Set exercise: Rewrite these lines with "speedometer-label" swapped for "speed-label" wherever it occurs, changing nothing else, and omit the pictures from your answer.

Listed entries:
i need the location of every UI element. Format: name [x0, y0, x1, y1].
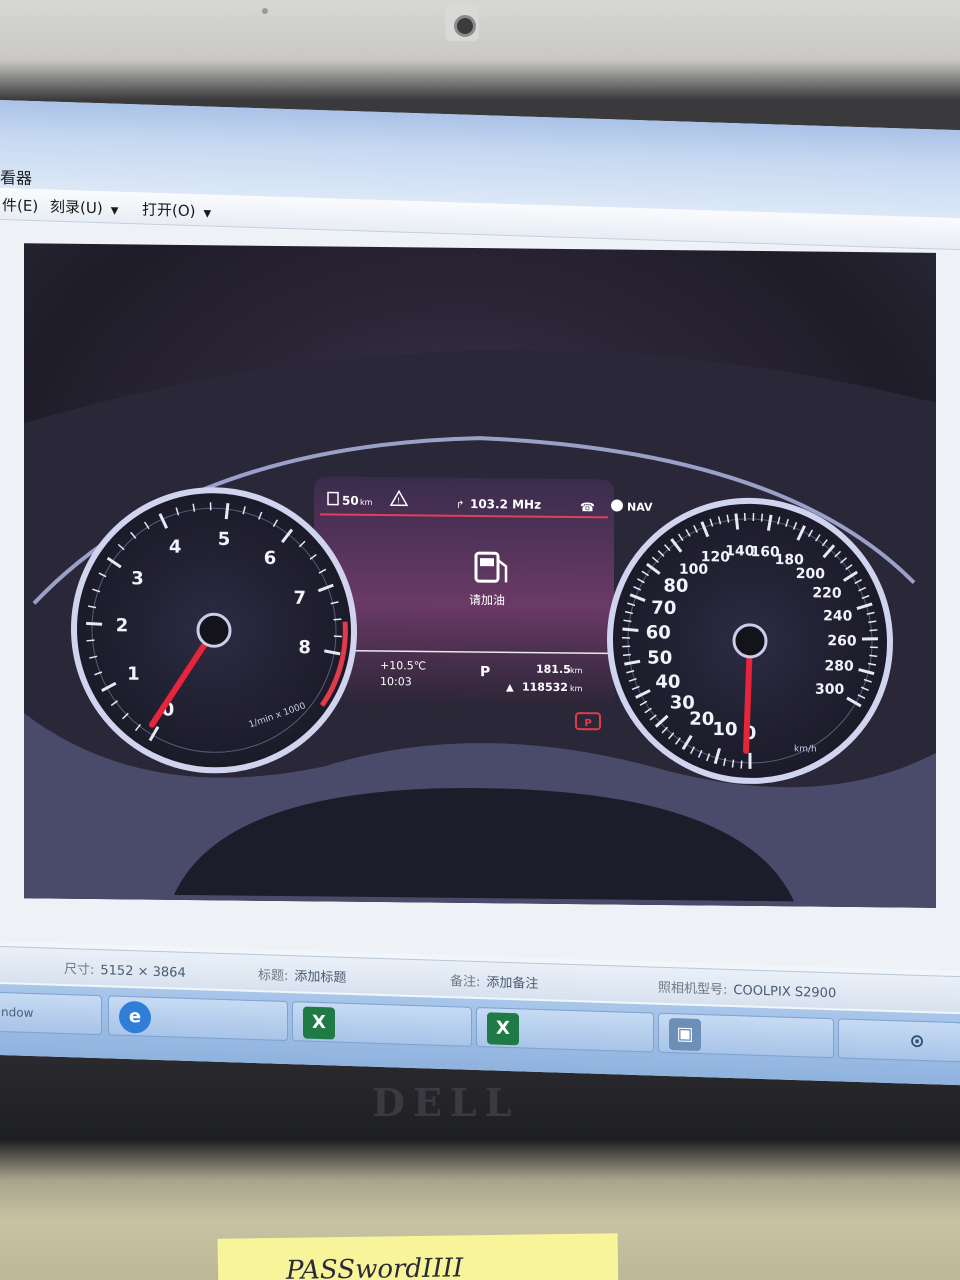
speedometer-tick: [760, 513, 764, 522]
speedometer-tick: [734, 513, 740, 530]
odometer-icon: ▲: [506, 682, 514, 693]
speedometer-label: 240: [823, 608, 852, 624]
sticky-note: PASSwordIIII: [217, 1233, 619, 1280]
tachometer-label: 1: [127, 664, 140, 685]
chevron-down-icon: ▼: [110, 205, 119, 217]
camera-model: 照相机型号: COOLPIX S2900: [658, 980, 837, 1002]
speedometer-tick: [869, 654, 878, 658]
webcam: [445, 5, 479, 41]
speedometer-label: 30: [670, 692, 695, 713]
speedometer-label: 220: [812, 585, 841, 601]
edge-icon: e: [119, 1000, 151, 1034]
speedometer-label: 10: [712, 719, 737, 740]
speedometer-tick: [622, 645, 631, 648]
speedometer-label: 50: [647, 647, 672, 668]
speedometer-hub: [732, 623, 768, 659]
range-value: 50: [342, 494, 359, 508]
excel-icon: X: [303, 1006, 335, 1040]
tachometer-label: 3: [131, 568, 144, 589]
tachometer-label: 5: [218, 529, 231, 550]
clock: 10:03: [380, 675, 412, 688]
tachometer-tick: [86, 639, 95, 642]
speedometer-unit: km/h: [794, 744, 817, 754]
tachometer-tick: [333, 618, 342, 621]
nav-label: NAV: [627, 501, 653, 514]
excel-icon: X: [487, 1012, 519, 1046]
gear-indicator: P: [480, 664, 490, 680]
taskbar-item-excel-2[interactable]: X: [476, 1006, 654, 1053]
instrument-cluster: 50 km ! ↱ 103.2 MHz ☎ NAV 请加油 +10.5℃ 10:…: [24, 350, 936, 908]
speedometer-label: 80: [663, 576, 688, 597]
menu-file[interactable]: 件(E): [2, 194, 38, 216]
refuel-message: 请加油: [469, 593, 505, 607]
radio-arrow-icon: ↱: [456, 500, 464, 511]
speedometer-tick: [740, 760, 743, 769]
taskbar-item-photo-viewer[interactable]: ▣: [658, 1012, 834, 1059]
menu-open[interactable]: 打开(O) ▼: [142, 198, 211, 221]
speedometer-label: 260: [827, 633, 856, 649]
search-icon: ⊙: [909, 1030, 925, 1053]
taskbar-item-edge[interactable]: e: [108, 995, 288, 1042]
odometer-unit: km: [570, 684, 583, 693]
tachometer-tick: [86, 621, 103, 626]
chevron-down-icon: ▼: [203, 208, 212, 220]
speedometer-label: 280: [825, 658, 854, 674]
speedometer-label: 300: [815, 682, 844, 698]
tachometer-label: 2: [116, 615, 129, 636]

Written response:
i need the location of every UI element. Format: name [x0, y0, x1, y1].
speedometer-tick: [760, 513, 764, 522]
speedometer-tick: [734, 513, 740, 530]
odometer-icon: ▲: [506, 682, 514, 693]
speed-label: 240: [823, 608, 852, 624]
sticky-note: PASSwordIIII: [217, 1233, 619, 1280]
tachometer-label: 1: [127, 664, 140, 685]
chevron-down-icon: ▼: [110, 205, 119, 217]
camera-model: 照相机型号: COOLPIX S2900: [658, 980, 837, 1002]
speedometer-tick: [869, 654, 878, 658]
webcam: [445, 5, 479, 41]
speed-label: 30: [670, 692, 695, 713]
speed-label: 220: [812, 585, 841, 601]
edge-icon: e: [119, 1000, 151, 1034]
speed-label: 10: [712, 719, 737, 740]
speedometer-tick: [622, 645, 631, 648]
speed-label: 50: [647, 647, 672, 668]
speedometer-hub: [732, 623, 768, 659]
range-value: 50: [342, 494, 359, 508]
excel-icon: X: [303, 1006, 335, 1040]
tachometer-label: 3: [131, 568, 144, 589]
tachometer-label: 5: [218, 529, 231, 550]
clock: 10:03: [380, 675, 412, 688]
tachometer-tick: [86, 639, 95, 642]
speedometer-unit: km/h: [794, 744, 817, 754]
tachometer-tick: [333, 618, 342, 621]
nav-label: NAV: [627, 501, 653, 514]
excel-icon: X: [487, 1012, 519, 1046]
gear-indicator: P: [480, 664, 490, 680]
taskbar-item-excel-2[interactable]: X: [476, 1006, 654, 1053]
instrument-cluster: 50 km ! ↱ 103.2 MHz ☎ NAV 请加油 +10.5℃ 10:…: [24, 350, 936, 908]
speed-label: 80: [663, 576, 688, 597]
menu-file[interactable]: 件(E): [2, 194, 38, 216]
refuel-message: 请加油: [469, 593, 505, 607]
radio-arrow-icon: ↱: [456, 500, 464, 511]
speedometer-tick: [740, 760, 743, 769]
taskbar-item-photo-viewer[interactable]: ▣: [658, 1012, 834, 1059]
menu-open[interactable]: 打开(O) ▼: [142, 198, 211, 221]
speed-label: 260: [827, 633, 856, 649]
search-icon: ⊙: [909, 1030, 925, 1053]
taskbar-item-edge[interactable]: e: [108, 995, 288, 1042]
odometer-unit: km: [570, 684, 583, 693]
tachometer-tick: [86, 621, 103, 626]
chevron-down-icon: ▼: [203, 208, 212, 220]
speed-label: 280: [825, 658, 854, 674]
speed-label: 300: [815, 682, 844, 698]
tachometer-label: 2: [116, 615, 129, 636]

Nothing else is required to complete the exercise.